[Interface dataset entries]
--

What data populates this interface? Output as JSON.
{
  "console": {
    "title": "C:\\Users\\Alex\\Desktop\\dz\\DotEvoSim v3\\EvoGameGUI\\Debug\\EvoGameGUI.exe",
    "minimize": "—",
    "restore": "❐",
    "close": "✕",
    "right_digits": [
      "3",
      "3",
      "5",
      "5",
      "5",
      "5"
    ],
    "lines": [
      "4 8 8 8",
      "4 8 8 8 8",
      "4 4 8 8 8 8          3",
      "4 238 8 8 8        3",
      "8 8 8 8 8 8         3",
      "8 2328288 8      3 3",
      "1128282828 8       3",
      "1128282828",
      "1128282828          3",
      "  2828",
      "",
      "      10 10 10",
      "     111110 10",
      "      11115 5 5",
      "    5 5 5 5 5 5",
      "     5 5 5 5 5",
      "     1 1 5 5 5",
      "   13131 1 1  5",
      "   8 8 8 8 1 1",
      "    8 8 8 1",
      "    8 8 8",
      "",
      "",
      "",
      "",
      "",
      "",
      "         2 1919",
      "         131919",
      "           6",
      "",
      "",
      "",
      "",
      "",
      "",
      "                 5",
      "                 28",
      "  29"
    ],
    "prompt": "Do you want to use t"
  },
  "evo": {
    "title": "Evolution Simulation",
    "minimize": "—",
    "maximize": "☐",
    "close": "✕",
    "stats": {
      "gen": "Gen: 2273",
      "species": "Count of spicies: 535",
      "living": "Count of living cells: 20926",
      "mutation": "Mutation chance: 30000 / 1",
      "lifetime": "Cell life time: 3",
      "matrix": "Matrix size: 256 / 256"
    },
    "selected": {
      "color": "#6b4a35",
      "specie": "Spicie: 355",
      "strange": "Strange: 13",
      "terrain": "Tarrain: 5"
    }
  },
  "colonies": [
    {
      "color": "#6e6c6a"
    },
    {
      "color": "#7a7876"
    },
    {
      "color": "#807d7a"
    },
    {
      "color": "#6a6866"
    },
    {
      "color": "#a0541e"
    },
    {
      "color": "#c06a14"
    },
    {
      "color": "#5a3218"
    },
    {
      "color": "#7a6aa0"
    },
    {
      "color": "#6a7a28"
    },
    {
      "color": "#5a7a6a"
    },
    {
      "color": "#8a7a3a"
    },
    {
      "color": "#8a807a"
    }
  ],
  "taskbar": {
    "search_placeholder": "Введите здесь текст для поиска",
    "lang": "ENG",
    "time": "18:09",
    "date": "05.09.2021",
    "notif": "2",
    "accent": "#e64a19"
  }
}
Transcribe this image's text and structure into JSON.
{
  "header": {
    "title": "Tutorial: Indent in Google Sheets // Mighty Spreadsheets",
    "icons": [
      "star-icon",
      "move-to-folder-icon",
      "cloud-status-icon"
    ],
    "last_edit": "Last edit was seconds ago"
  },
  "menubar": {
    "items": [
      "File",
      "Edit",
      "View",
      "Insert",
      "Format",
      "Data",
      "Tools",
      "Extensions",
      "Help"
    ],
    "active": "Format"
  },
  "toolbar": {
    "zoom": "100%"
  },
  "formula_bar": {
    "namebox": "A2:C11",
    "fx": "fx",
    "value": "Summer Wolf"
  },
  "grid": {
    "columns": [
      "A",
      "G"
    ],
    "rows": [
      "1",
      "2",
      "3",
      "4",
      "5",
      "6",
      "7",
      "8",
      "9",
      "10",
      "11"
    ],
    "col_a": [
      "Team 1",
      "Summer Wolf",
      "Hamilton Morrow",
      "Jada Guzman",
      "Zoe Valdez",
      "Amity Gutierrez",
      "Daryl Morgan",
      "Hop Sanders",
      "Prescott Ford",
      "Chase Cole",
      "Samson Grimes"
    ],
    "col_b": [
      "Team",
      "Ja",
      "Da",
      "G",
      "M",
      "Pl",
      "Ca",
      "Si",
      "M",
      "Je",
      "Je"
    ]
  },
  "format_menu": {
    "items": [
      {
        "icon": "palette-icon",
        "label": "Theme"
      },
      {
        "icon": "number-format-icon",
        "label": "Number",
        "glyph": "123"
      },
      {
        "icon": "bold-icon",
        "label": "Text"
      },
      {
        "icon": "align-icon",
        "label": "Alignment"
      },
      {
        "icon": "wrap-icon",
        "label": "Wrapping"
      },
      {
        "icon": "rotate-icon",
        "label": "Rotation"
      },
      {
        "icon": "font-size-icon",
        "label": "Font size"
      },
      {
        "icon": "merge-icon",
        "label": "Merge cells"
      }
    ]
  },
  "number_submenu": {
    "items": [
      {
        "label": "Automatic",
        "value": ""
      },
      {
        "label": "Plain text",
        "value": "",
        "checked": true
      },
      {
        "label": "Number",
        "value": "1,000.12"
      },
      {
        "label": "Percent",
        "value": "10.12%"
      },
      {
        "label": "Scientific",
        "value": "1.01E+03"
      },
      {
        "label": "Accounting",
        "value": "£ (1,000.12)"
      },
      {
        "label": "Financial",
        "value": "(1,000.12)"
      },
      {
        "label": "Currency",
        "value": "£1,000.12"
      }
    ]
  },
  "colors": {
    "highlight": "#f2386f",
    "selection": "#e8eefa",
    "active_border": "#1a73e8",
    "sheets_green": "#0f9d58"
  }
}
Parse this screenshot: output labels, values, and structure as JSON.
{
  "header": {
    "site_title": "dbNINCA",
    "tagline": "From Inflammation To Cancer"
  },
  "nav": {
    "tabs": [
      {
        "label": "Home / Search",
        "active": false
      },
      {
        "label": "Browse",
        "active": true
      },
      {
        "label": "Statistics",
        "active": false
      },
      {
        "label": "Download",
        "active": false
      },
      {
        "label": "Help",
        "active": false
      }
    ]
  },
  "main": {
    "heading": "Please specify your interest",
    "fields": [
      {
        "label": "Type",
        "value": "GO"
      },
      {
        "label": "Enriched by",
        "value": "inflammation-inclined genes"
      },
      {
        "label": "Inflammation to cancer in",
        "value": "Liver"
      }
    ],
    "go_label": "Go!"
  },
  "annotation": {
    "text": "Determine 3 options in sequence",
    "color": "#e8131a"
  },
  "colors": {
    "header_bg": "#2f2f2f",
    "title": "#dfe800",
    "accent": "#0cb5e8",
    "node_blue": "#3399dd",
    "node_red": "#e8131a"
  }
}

--

- Work order
The records shown above must be returned in full, exactly as written.

- Exercise output
What data populates this interface? Output as JSON.
{
  "console": {
    "title": "C:\\Users\\Alex\\Desktop\\dz\\DotEvoSim v3\\EvoGameGUI\\Debug\\EvoGameGUI.exe",
    "minimize": "—",
    "restore": "❐",
    "close": "✕",
    "right_digits": [
      "3",
      "3",
      "5",
      "5",
      "5",
      "5"
    ],
    "lines": [
      "4 8 8 8",
      "4 8 8 8 8",
      "4 4 8 8 8 8          3",
      "4 238 8 8 8        3",
      "8 8 8 8 8 8         3",
      "8 2328288 8      3 3",
      "1128282828 8       3",
      "1128282828",
      "1128282828          3",
      "  2828",
      "",
      "      10 10 10",
      "     111110 10",
      "      11115 5 5",
      "    5 5 5 5 5 5",
      "     5 5 5 5 5",
      "     1 1 5 5 5",
      "   13131 1 1  5",
      "   8 8 8 8 1 1",
      "    8 8 8 1",
      "    8 8 8",
      "",
      "",
      "",
      "",
      "",
      "",
      "         2 1919",
      "         131919",
      "           6",
      "",
      "",
      "",
      "",
      "",
      "",
      "                 5",
      "                 28",
      "  29"
    ],
    "prompt": "Do you want to use t"
  },
  "evo": {
    "title": "Evolution Simulation",
    "minimize": "—",
    "maximize": "☐",
    "close": "✕",
    "stats": {
      "gen": "Gen: 2273",
      "species": "Count of spicies: 535",
      "living": "Count of living cells: 20926",
      "mutation": "Mutation chance: 30000 / 1",
      "lifetime": "Cell life time: 3",
      "matrix": "Matrix size: 256 / 256"
    },
    "selected": {
      "color": "#6b4a35",
      "specie": "Spicie: 355",
      "strange": "Strange: 13",
      "terrain": "Tarrain: 5"
    }
  },
  "colonies": [
    {
      "color": "#6e6c6a"
    },
    {
      "color": "#7a7876"
    },
    {
      "color": "#807d7a"
    },
    {
      "color": "#6a6866"
    },
    {
      "color": "#a0541e"
    },
    {
      "color": "#c06a14"
    },
    {
      "color": "#5a3218"
    },
    {
      "color": "#7a6aa0"
    },
    {
      "color": "#6a7a28"
    },
    {
      "color": "#5a7a6a"
    },
    {
      "color": "#8a7a3a"
    },
    {
      "color": "#8a807a"
    }
  ],
  "taskbar": {
    "search_placeholder": "Введите здесь текст для поиска",
    "lang": "ENG",
    "time": "18:09",
    "date": "05.09.2021",
    "notif": "2",
    "accent": "#e64a19"
  }
}
Transcribe this image's text and structure into JSON.
{
  "header": {
    "title": "Tutorial: Indent in Google Sheets // Mighty Spreadsheets",
    "icons": [
      "star-icon",
      "move-to-folder-icon",
      "cloud-status-icon"
    ],
    "last_edit": "Last edit was seconds ago"
  },
  "menubar": {
    "items": [
      "File",
      "Edit",
      "View",
      "Insert",
      "Format",
      "Data",
      "Tools",
      "Extensions",
      "Help"
    ],
    "active": "Format"
  },
  "toolbar": {
    "zoom": "100%"
  },
  "formula_bar": {
    "namebox": "A2:C11",
    "fx": "fx",
    "value": "Summer Wolf"
  },
  "grid": {
    "columns": [
      "A",
      "G"
    ],
    "rows": [
      "1",
      "2",
      "3",
      "4",
      "5",
      "6",
      "7",
      "8",
      "9",
      "10",
      "11"
    ],
    "col_a": [
      "Team 1",
      "Summer Wolf",
      "Hamilton Morrow",
      "Jada Guzman",
      "Zoe Valdez",
      "Amity Gutierrez",
      "Daryl Morgan",
      "Hop Sanders",
      "Prescott Ford",
      "Chase Cole",
      "Samson Grimes"
    ],
    "col_b": [
      "Team",
      "Ja",
      "Da",
      "G",
      "M",
      "Pl",
      "Ca",
      "Si",
      "M",
      "Je",
      "Je"
    ]
  },
  "format_menu": {
    "items": [
      {
        "icon": "palette-icon",
        "label": "Theme"
      },
      {
        "icon": "number-format-icon",
        "label": "Number",
        "glyph": "123"
      },
      {
        "icon": "bold-icon",
        "label": "Text"
      },
      {
        "icon": "align-icon",
        "label": "Alignment"
      },
      {
        "icon": "wrap-icon",
        "label": "Wrapping"
      },
      {
        "icon": "rotate-icon",
        "label": "Rotation"
      },
      {
        "icon": "font-size-icon",
        "label": "Font size"
      },
      {
        "icon": "merge-icon",
        "label": "Merge cells"
      }
    ]
  },
  "number_submenu": {
    "items": [
      {
        "label": "Automatic",
        "value": ""
      },
      {
        "label": "Plain text",
        "value": "",
        "checked": true
      },
      {
        "label": "Number",
        "value": "1,000.12"
      },
      {
        "label": "Percent",
        "value": "10.12%"
      },
      {
        "label": "Scientific",
        "value": "1.01E+03"
      },
      {
        "label": "Accounting",
        "value": "£ (1,000.12)"
      },
      {
        "label": "Financial",
        "value": "(1,000.12)"
      },
      {
        "label": "Currency",
        "value": "£1,000.12"
      }
    ]
  },
  "colors": {
    "highlight": "#f2386f",
    "selection": "#e8eefa",
    "active_border": "#1a73e8",
    "sheets_green": "#0f9d58"
  }
}
Parse this screenshot: output labels, values, and structure as JSON.
{
  "header": {
    "site_title": "dbNINCA",
    "tagline": "From Inflammation To Cancer"
  },
  "nav": {
    "tabs": [
      {
        "label": "Home / Search",
        "active": false
      },
      {
        "label": "Browse",
        "active": true
      },
      {
        "label": "Statistics",
        "active": false
      },
      {
        "label": "Download",
        "active": false
      },
      {
        "label": "Help",
        "active": false
      }
    ]
  },
  "main": {
    "heading": "Please specify your interest",
    "fields": [
      {
        "label": "Type",
        "value": "GO"
      },
      {
        "label": "Enriched by",
        "value": "inflammation-inclined genes"
      },
      {
        "label": "Inflammation to cancer in",
        "value": "Liver"
      }
    ],
    "go_label": "Go!"
  },
  "annotation": {
    "text": "Determine 3 options in sequence",
    "color": "#e8131a"
  },
  "colors": {
    "header_bg": "#2f2f2f",
    "title": "#dfe800",
    "accent": "#0cb5e8",
    "node_blue": "#3399dd",
    "node_red": "#e8131a"
  }
}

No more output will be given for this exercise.